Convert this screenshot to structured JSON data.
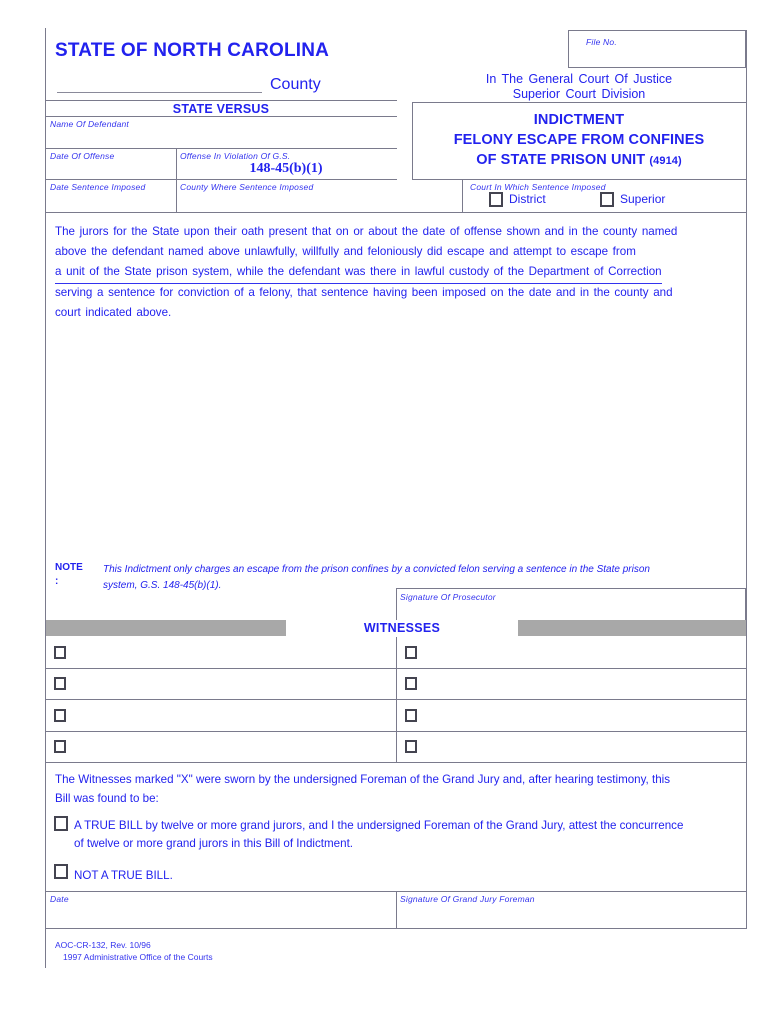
{
  "header": {
    "state_title": "STATE OF NORTH CAROLINA",
    "county_label": "County",
    "file_no_label": "File No.",
    "court_line_1": "In The General Court Of Justice",
    "court_line_2": "Superior Court Division",
    "state_versus": "STATE VERSUS"
  },
  "doc_title": {
    "line1": "INDICTMENT",
    "line2": "FELONY ESCAPE FROM CONFINES",
    "line3": "OF STATE PRISON UNIT",
    "form_number": "(4914)"
  },
  "fields": {
    "name_of_defendant": "Name Of Defendant",
    "date_of_offense": "Date Of Offense",
    "offense_in_violation": "Offense In Violation Of G.S.",
    "gs_number": "148-45(b)(1)",
    "date_sentence_imposed": "Date Sentence Imposed",
    "county_where_sentence_imposed": "County Where Sentence Imposed",
    "court_in_which_sentence_imposed": "Court In Which Sentence Imposed",
    "district_label": "District",
    "superior_label": "Superior",
    "signature_of_prosecutor": "Signature Of Prosecutor",
    "date_label": "Date",
    "signature_of_grand_jury_foreman": "Signature Of Grand Jury Foreman"
  },
  "body": {
    "line1": "The jurors for the State upon their oath present that on or about the date of offense shown and in the county named",
    "line2": "above the defendant named above unlawfully,  willfully  and feloniously did escape and attempt to escape from",
    "line3": "a unit of the State prison system, while the defendant was there in lawful custody of the Department of Correction",
    "line4": "serving a sentence for conviction of a felony, that sentence having been imposed on the date and in the county and",
    "line5": "court indicated above."
  },
  "note": {
    "label": "NOTE",
    "colon": ":",
    "line1": "This Indictment only charges an escape from the prison confines by a convicted felon serving a sentence in the State prison",
    "line2": "system, G.S. 148-45(b)(1)."
  },
  "witnesses": {
    "heading": "WITNESSES",
    "rows": [
      {
        "left": "",
        "right": ""
      },
      {
        "left": "",
        "right": ""
      },
      {
        "left": "",
        "right": ""
      },
      {
        "left": "",
        "right": ""
      }
    ]
  },
  "bill": {
    "intro_line1": "The Witnesses marked \"X\" were sworn by the undersigned Foreman of the Grand Jury and, after hearing testimony, this",
    "intro_line2": "Bill was found to be:",
    "true_bill_line1": "A TRUE BILL by twelve or more grand jurors, and I the undersigned Foreman of the Grand Jury, attest the concurrence",
    "true_bill_line2": "of twelve or more grand jurors in this Bill of Indictment.",
    "not_true_bill": "NOT A TRUE BILL."
  },
  "footer": {
    "form_id": "AOC-CR-132, Rev. 10/96",
    "copyright": "1997 Administrative Office of the Courts"
  },
  "colors": {
    "ink": "#2222ee",
    "rule": "#7a7a8c",
    "band": "#a8a8a8",
    "checkbox": "#444450"
  }
}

WHAT YOU ARE ASKED TO DO ::
Quote all the lines above exactly as given. Do not include the pictures.

FINAL ANSWER ::
Convert this screenshot to structured JSON data.
{
  "header": {
    "state_title": "STATE OF NORTH CAROLINA",
    "county_label": "County",
    "file_no_label": "File No.",
    "court_line_1": "In The General Court Of Justice",
    "court_line_2": "Superior Court Division",
    "state_versus": "STATE VERSUS"
  },
  "doc_title": {
    "line1": "INDICTMENT",
    "line2": "FELONY ESCAPE FROM CONFINES",
    "line3": "OF STATE PRISON UNIT",
    "form_number": "(4914)"
  },
  "fields": {
    "name_of_defendant": "Name Of Defendant",
    "date_of_offense": "Date Of Offense",
    "offense_in_violation": "Offense In Violation Of G.S.",
    "gs_number": "148-45(b)(1)",
    "date_sentence_imposed": "Date Sentence Imposed",
    "county_where_sentence_imposed": "County Where Sentence Imposed",
    "court_in_which_sentence_imposed": "Court In Which Sentence Imposed",
    "district_label": "District",
    "superior_label": "Superior",
    "signature_of_prosecutor": "Signature Of Prosecutor",
    "date_label": "Date",
    "signature_of_grand_jury_foreman": "Signature Of Grand Jury Foreman"
  },
  "body": {
    "line1": "The jurors for the State upon their oath present that on or about the date of offense shown and in the county named",
    "line2": "above the defendant named above unlawfully,  willfully  and feloniously did escape and attempt to escape from",
    "line3": "a unit of the State prison system, while the defendant was there in lawful custody of the Department of Correction",
    "line4": "serving a sentence for conviction of a felony, that sentence having been imposed on the date and in the county and",
    "line5": "court indicated above."
  },
  "note": {
    "label": "NOTE",
    "colon": ":",
    "line1": "This Indictment only charges an escape from the prison confines by a convicted felon serving a sentence in the State prison",
    "line2": "system, G.S. 148-45(b)(1)."
  },
  "witnesses": {
    "heading": "WITNESSES",
    "rows": [
      {
        "left": "",
        "right": ""
      },
      {
        "left": "",
        "right": ""
      },
      {
        "left": "",
        "right": ""
      },
      {
        "left": "",
        "right": ""
      }
    ]
  },
  "bill": {
    "intro_line1": "The Witnesses marked \"X\" were sworn by the undersigned Foreman of the Grand Jury and, after hearing testimony, this",
    "intro_line2": "Bill was found to be:",
    "true_bill_line1": "A TRUE BILL by twelve or more grand jurors, and I the undersigned Foreman of the Grand Jury, attest the concurrence",
    "true_bill_line2": "of twelve or more grand jurors in this Bill of Indictment.",
    "not_true_bill": "NOT A TRUE BILL."
  },
  "footer": {
    "form_id": "AOC-CR-132, Rev. 10/96",
    "copyright": "1997 Administrative Office of the Courts"
  },
  "colors": {
    "ink": "#2222ee",
    "rule": "#7a7a8c",
    "band": "#a8a8a8",
    "checkbox": "#444450"
  }
}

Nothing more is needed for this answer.